[Exercise description]
Copy each line of the records that contains the word "this".

[Structured figure records]
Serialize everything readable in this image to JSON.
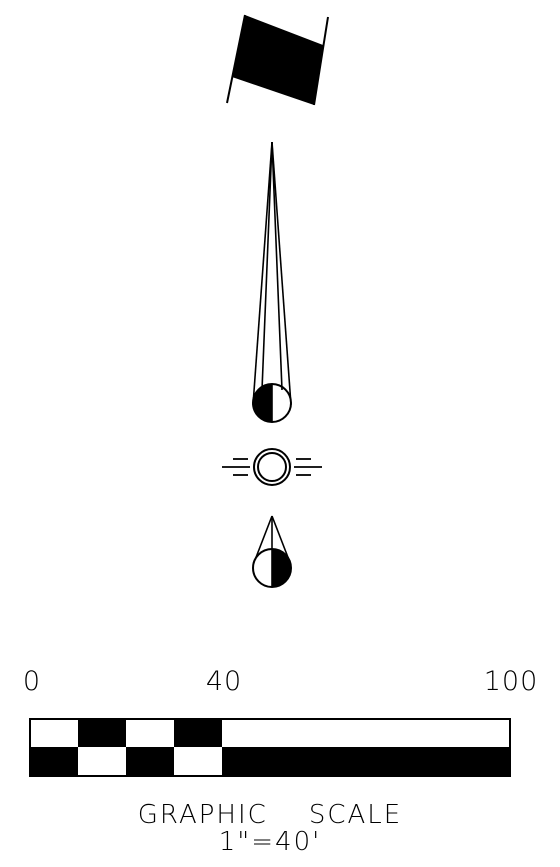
{
  "scale_bar": {
    "labels": [
      "0",
      "40",
      "100"
    ],
    "caption": "GRAPHIC    SCALE",
    "ratio": "1\"=40'"
  },
  "colors": {
    "ink": "#000000",
    "paper": "#ffffff"
  }
}
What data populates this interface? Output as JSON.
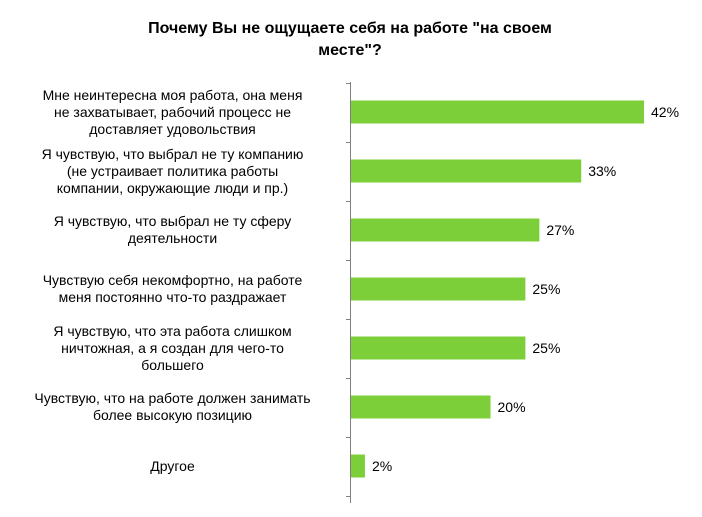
{
  "chart_data": {
    "type": "bar",
    "orientation": "horizontal",
    "title": "Почему Вы не ощущаете себя на работе \"на своем\nместе\"?",
    "categories": [
      "Мне неинтересна  моя работа, она меня\nне захватывает, рабочий процесс не\nдоставляет удовольствия",
      "Я чувствую, что выбрал не ту компанию\n(не устраивает политика  работы\nкомпании, окружающие  люди и пр.)",
      "Я чувствую, что выбрал не ту сферу\nдеятельности",
      "Чувствую себя некомфортно, на работе\nменя постоянно что-то раздражает",
      "Я чувствую, что эта работа слишком\nничтожная,  а я создан для чего-то\nбольшего",
      "Чувствую,  что на работе должен  занимать\nболее  высокую позицию",
      "Другое"
    ],
    "values": [
      42,
      33,
      27,
      25,
      25,
      20,
      2
    ],
    "data_labels": [
      "42%",
      "33%",
      "27%",
      "25%",
      "25%",
      "20%",
      "2%"
    ],
    "bar_color": "#7dcf3a",
    "xlim": [
      0,
      42
    ],
    "grid": false,
    "legend": "none"
  }
}
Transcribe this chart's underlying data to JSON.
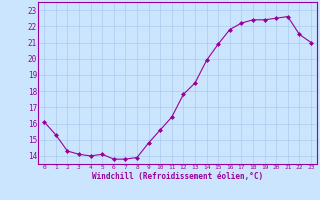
{
  "x": [
    0,
    1,
    2,
    3,
    4,
    5,
    6,
    7,
    8,
    9,
    10,
    11,
    12,
    13,
    14,
    15,
    16,
    17,
    18,
    19,
    20,
    21,
    22,
    23
  ],
  "y": [
    16.1,
    15.3,
    14.3,
    14.1,
    14.0,
    14.1,
    13.8,
    13.8,
    13.9,
    14.8,
    15.6,
    16.4,
    17.8,
    18.5,
    19.9,
    20.9,
    21.8,
    22.2,
    22.4,
    22.4,
    22.5,
    22.6,
    21.5,
    21.0
  ],
  "line_color": "#990099",
  "marker": "D",
  "marker_size": 2,
  "bg_color": "#cce5ff",
  "grid_color": "#aaccee",
  "xlabel": "Windchill (Refroidissement éolien,°C)",
  "xlabel_color": "#990099",
  "tick_color": "#990099",
  "ylim": [
    13.5,
    23.5
  ],
  "xlim": [
    -0.5,
    23.5
  ],
  "yticks": [
    14,
    15,
    16,
    17,
    18,
    19,
    20,
    21,
    22,
    23
  ],
  "xticks": [
    0,
    1,
    2,
    3,
    4,
    5,
    6,
    7,
    8,
    9,
    10,
    11,
    12,
    13,
    14,
    15,
    16,
    17,
    18,
    19,
    20,
    21,
    22,
    23
  ]
}
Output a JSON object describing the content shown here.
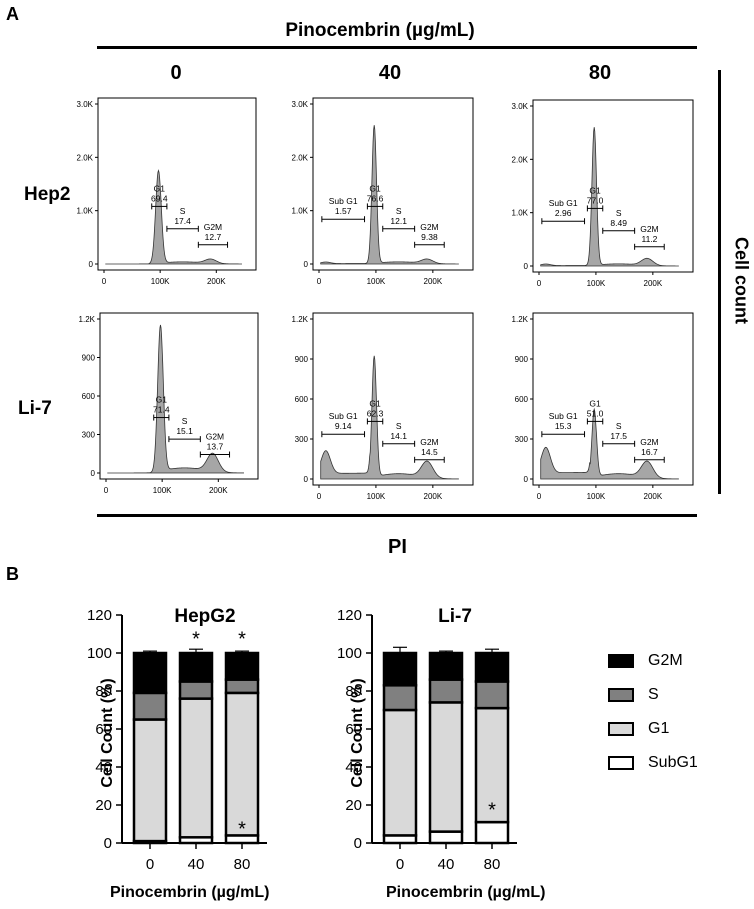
{
  "panel_a_letter": "A",
  "panel_b_letter": "B",
  "header_title": "Pinocembrin (µg/mL)",
  "concentrations": [
    "0",
    "40",
    "80"
  ],
  "row_labels": [
    "Hep2",
    "Li-7"
  ],
  "x_axis_title_a": "PI",
  "y_axis_title_a": "Cell count",
  "histograms": [
    {
      "row": "Hep2",
      "conc": "0",
      "yticks": [
        "0",
        "1.0K",
        "2.0K",
        "3.0K"
      ],
      "xticks": [
        "0",
        "100K",
        "200K"
      ],
      "ymax": 3000,
      "gates": [
        {
          "name": "G1",
          "value": "69.4"
        },
        {
          "name": "S",
          "value": "17.4"
        },
        {
          "name": "G2M",
          "value": "12.7"
        }
      ]
    },
    {
      "row": "Hep2",
      "conc": "40",
      "yticks": [
        "0",
        "1.0K",
        "2.0K",
        "3.0K"
      ],
      "xticks": [
        "0",
        "100K",
        "200K"
      ],
      "ymax": 3000,
      "gates": [
        {
          "name": "Sub G1",
          "value": "1.57"
        },
        {
          "name": "G1",
          "value": "76.6"
        },
        {
          "name": "S",
          "value": "12.1"
        },
        {
          "name": "G2M",
          "value": "9.38"
        }
      ]
    },
    {
      "row": "Hep2",
      "conc": "80",
      "yticks": [
        "0",
        "1.0K",
        "2.0K",
        "3.0K"
      ],
      "xticks": [
        "0",
        "100K",
        "200K"
      ],
      "ymax": 3000,
      "gates": [
        {
          "name": "Sub G1",
          "value": "2.96"
        },
        {
          "name": "G1",
          "value": "77.0"
        },
        {
          "name": "S",
          "value": "8.49"
        },
        {
          "name": "G2M",
          "value": "11.2"
        }
      ]
    },
    {
      "row": "Li-7",
      "conc": "0",
      "yticks": [
        "0",
        "300",
        "600",
        "900",
        "1.2K"
      ],
      "xticks": [
        "0",
        "100K",
        "200K"
      ],
      "ymax": 1200,
      "gates": [
        {
          "name": "G1",
          "value": "71.4"
        },
        {
          "name": "S",
          "value": "15.1"
        },
        {
          "name": "G2M",
          "value": "13.7"
        }
      ]
    },
    {
      "row": "Li-7",
      "conc": "40",
      "yticks": [
        "0",
        "300",
        "600",
        "900",
        "1.2K"
      ],
      "xticks": [
        "0",
        "100K",
        "200K"
      ],
      "ymax": 1200,
      "gates": [
        {
          "name": "Sub G1",
          "value": "9.14"
        },
        {
          "name": "G1",
          "value": "62.3"
        },
        {
          "name": "S",
          "value": "14.1"
        },
        {
          "name": "G2M",
          "value": "14.5"
        }
      ]
    },
    {
      "row": "Li-7",
      "conc": "80",
      "yticks": [
        "0",
        "300",
        "600",
        "900",
        "1.2K"
      ],
      "xticks": [
        "0",
        "100K",
        "200K"
      ],
      "ymax": 1200,
      "gates": [
        {
          "name": "Sub G1",
          "value": "15.3"
        },
        {
          "name": "G1",
          "value": "51.0"
        },
        {
          "name": "S",
          "value": "17.5"
        },
        {
          "name": "G2M",
          "value": "16.7"
        }
      ]
    }
  ],
  "legend": [
    {
      "label": "G2M",
      "color": "#000000"
    },
    {
      "label": "S",
      "color": "#808080"
    },
    {
      "label": "G1",
      "color": "#d9d9d9"
    },
    {
      "label": "SubG1",
      "color": "#ffffff"
    }
  ],
  "chart_data": [
    {
      "type": "bar",
      "stacked": true,
      "title": "HepG2",
      "xlabel": "Pinocembrin (µg/mL)",
      "ylabel": "Cell Count (%)",
      "categories": [
        "0",
        "40",
        "80"
      ],
      "ylim": [
        0,
        120
      ],
      "yticks": [
        "0",
        "20",
        "40",
        "60",
        "80",
        "100",
        "120"
      ],
      "series": [
        {
          "name": "SubG1",
          "values": [
            1,
            3,
            4
          ],
          "errors": [
            0,
            2,
            2
          ]
        },
        {
          "name": "G1",
          "values": [
            64,
            73,
            75
          ],
          "errors": [
            1,
            5,
            2
          ]
        },
        {
          "name": "S",
          "values": [
            14,
            9,
            7
          ],
          "errors": [
            0,
            0,
            0
          ]
        },
        {
          "name": "G2M",
          "values": [
            21,
            15,
            14
          ],
          "errors": [
            1,
            2,
            1
          ]
        }
      ],
      "significance": [
        "",
        "*",
        "*"
      ],
      "significance_subg1": [
        "",
        "",
        "*"
      ]
    },
    {
      "type": "bar",
      "stacked": true,
      "title": "Li-7",
      "xlabel": "Pinocembrin (µg/mL)",
      "ylabel": "Cell Count (%)",
      "categories": [
        "0",
        "40",
        "80"
      ],
      "ylim": [
        0,
        120
      ],
      "yticks": [
        "0",
        "20",
        "40",
        "60",
        "80",
        "100",
        "120"
      ],
      "series": [
        {
          "name": "SubG1",
          "values": [
            4,
            6,
            11
          ],
          "errors": [
            2,
            4,
            7
          ]
        },
        {
          "name": "G1",
          "values": [
            66,
            68,
            60
          ],
          "errors": [
            5,
            5,
            10
          ]
        },
        {
          "name": "S",
          "values": [
            13,
            12,
            14
          ],
          "errors": [
            0,
            0,
            0
          ]
        },
        {
          "name": "G2M",
          "values": [
            17,
            14,
            15
          ],
          "errors": [
            3,
            1,
            2
          ]
        }
      ],
      "significance": [
        "",
        "",
        ""
      ],
      "significance_subg1": [
        "",
        "",
        "*"
      ]
    }
  ]
}
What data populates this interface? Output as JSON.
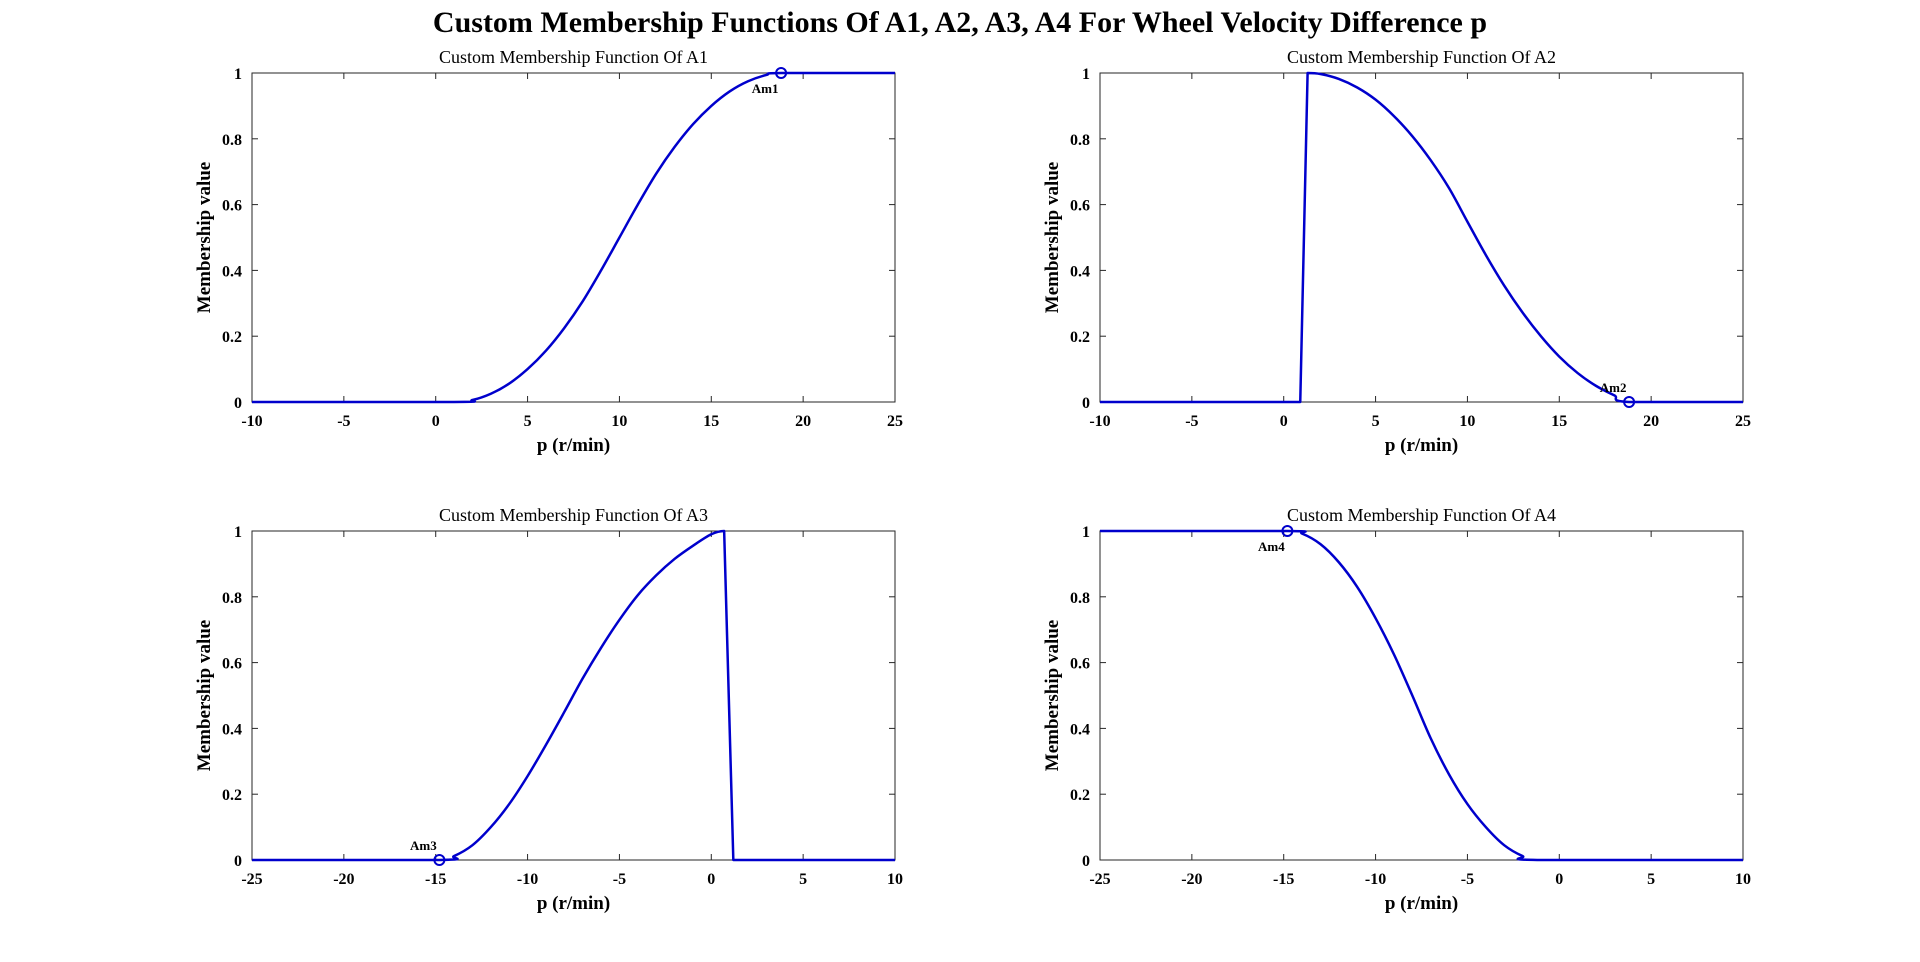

[Written response]
Serialize everything readable in this image to JSON.
What data populates this interface? Output as JSON.
Transcribe this chart's underlying data to JSON.
What data populates this interface? Output as JSON.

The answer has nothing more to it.